* PROBLEM *
Give only one thing: the number of lines that include the word "expectancy".

* STORED ROWS *
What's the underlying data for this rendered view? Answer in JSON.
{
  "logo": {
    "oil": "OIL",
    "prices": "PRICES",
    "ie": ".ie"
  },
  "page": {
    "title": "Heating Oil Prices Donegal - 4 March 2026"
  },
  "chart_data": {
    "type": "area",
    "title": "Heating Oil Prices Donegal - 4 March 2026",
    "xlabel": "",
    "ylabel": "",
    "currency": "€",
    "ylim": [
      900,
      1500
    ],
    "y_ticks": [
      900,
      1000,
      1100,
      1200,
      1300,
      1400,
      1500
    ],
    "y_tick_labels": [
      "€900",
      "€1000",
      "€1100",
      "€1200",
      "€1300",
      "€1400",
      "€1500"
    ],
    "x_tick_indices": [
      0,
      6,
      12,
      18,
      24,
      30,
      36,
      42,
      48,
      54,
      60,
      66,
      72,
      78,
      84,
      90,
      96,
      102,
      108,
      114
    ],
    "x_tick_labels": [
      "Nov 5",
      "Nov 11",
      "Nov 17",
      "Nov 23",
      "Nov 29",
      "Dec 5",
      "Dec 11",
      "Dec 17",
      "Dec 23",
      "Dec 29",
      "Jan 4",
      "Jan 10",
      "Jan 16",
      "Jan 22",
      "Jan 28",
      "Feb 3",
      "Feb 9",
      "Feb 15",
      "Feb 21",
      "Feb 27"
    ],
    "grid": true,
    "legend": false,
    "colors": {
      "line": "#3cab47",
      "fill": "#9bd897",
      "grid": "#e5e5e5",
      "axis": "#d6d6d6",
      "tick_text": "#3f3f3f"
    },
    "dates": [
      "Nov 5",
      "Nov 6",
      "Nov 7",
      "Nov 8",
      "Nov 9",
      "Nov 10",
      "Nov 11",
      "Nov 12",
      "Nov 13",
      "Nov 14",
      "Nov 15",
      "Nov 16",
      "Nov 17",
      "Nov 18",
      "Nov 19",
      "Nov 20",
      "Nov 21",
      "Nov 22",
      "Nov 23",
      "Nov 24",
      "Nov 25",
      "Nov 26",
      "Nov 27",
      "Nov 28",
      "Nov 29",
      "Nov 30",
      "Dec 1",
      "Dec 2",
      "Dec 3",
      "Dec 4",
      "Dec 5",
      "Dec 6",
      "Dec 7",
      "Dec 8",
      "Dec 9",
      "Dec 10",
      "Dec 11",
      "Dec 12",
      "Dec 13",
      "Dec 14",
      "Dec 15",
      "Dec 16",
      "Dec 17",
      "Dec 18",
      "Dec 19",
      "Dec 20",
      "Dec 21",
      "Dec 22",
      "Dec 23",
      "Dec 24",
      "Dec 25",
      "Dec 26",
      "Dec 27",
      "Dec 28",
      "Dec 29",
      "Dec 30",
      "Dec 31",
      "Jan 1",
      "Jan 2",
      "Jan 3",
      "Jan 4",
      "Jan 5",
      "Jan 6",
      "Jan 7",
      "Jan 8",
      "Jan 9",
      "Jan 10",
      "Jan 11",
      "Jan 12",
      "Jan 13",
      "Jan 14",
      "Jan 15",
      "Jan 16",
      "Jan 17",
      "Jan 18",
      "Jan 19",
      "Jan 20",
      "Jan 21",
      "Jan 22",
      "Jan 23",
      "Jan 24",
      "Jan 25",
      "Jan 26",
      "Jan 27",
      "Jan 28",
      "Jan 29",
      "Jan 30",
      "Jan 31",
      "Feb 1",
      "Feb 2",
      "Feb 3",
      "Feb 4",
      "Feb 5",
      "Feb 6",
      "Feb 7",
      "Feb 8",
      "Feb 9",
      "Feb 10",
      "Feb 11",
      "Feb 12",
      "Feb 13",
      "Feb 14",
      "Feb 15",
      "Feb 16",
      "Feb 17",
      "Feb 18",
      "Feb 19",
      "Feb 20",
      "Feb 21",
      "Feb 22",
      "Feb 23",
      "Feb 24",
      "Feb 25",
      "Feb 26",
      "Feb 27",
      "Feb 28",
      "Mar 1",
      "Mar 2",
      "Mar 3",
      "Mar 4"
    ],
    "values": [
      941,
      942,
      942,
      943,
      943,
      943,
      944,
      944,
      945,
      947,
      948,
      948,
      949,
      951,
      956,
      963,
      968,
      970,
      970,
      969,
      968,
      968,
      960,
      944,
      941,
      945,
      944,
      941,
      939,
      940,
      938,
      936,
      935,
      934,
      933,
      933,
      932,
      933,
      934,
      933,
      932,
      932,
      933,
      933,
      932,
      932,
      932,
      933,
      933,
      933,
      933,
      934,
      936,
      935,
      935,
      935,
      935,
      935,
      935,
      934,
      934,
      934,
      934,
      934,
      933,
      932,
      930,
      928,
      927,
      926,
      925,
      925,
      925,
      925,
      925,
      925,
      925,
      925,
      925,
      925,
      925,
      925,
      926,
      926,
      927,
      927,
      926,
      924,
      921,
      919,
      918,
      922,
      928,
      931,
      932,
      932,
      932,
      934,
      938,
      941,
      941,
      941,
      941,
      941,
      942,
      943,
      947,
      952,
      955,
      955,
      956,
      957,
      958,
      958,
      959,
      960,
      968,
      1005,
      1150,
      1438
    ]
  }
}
* * *
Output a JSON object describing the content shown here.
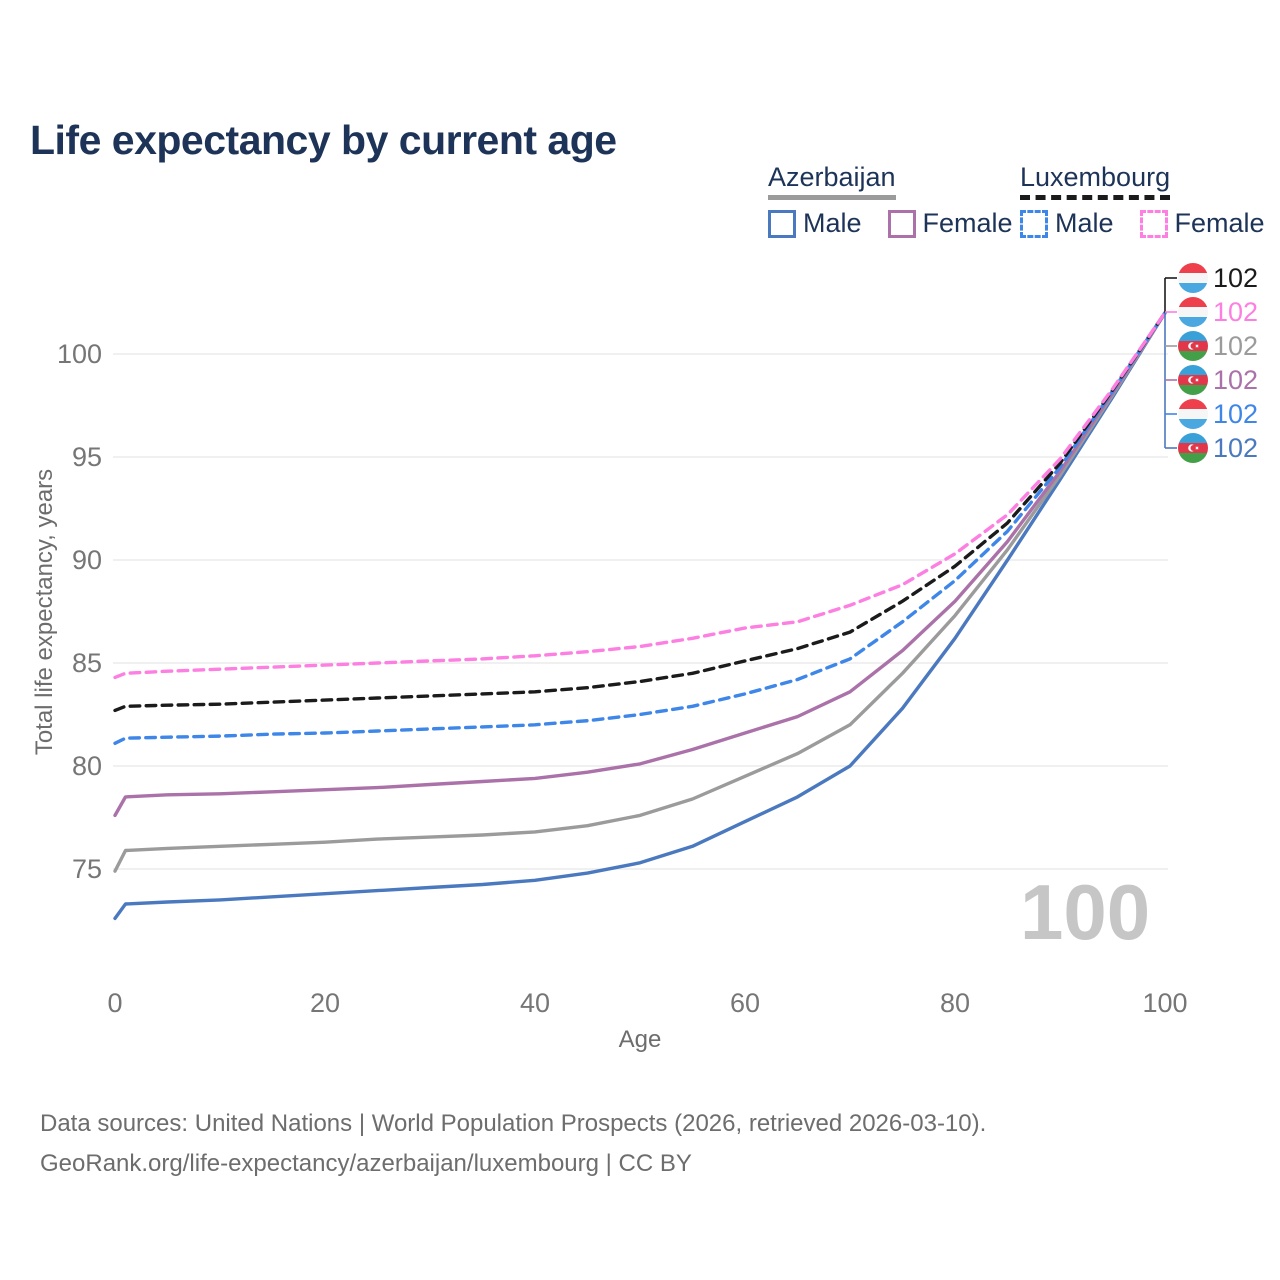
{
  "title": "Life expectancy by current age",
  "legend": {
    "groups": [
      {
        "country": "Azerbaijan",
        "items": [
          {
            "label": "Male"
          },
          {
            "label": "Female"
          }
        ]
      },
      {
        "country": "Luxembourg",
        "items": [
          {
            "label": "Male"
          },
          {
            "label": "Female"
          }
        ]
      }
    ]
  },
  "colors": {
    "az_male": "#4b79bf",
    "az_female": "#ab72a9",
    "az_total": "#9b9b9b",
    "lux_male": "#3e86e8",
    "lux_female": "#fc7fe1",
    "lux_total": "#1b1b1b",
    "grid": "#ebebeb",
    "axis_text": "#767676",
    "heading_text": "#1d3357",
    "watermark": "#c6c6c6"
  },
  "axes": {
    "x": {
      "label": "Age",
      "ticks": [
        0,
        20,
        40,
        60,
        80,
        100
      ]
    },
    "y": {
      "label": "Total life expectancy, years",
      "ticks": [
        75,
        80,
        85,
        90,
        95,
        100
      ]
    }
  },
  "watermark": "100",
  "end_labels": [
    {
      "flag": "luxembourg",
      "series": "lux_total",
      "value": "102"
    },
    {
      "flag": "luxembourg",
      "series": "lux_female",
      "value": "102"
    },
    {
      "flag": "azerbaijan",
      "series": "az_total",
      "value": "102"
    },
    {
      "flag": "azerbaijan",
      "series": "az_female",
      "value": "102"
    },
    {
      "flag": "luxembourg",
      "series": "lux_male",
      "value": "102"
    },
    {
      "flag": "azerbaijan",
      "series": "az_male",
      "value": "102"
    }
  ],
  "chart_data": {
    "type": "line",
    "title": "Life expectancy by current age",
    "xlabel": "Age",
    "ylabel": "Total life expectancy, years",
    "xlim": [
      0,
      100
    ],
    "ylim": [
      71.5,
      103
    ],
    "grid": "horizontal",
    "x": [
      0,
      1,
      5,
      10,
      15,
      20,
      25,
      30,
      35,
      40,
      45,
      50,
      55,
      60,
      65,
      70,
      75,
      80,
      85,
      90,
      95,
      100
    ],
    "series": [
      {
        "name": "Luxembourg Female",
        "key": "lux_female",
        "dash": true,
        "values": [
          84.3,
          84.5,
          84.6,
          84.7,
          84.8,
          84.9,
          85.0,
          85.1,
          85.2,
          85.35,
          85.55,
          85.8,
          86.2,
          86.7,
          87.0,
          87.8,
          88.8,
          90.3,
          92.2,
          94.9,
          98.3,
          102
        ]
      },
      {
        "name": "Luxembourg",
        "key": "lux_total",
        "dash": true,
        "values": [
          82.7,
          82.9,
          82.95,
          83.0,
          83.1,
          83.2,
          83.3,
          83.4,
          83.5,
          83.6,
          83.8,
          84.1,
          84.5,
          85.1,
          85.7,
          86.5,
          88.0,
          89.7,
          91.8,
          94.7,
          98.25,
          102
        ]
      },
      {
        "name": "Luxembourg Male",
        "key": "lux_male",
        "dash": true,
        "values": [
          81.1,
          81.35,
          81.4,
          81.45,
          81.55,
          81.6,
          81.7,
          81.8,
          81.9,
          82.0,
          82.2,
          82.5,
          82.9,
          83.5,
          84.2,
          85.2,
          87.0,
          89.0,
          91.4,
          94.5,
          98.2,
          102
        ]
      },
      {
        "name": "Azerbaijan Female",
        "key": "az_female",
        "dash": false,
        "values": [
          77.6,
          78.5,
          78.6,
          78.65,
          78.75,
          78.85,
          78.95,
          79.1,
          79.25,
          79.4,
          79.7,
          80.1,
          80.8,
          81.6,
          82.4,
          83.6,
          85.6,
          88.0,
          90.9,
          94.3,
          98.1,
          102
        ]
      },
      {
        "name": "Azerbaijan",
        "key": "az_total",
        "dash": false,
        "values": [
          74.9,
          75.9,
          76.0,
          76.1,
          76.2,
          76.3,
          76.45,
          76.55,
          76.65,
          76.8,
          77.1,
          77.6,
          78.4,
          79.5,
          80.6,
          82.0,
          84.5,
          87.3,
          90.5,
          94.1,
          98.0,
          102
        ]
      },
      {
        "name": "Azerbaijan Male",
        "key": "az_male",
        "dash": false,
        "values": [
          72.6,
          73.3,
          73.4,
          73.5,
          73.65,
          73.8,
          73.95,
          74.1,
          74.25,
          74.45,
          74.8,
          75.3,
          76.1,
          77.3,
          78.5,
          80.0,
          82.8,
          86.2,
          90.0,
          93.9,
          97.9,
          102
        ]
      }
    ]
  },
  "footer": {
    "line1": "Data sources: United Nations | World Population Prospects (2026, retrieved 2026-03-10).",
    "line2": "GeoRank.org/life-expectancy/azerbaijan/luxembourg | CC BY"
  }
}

* EXERCISE SOLUTION *
5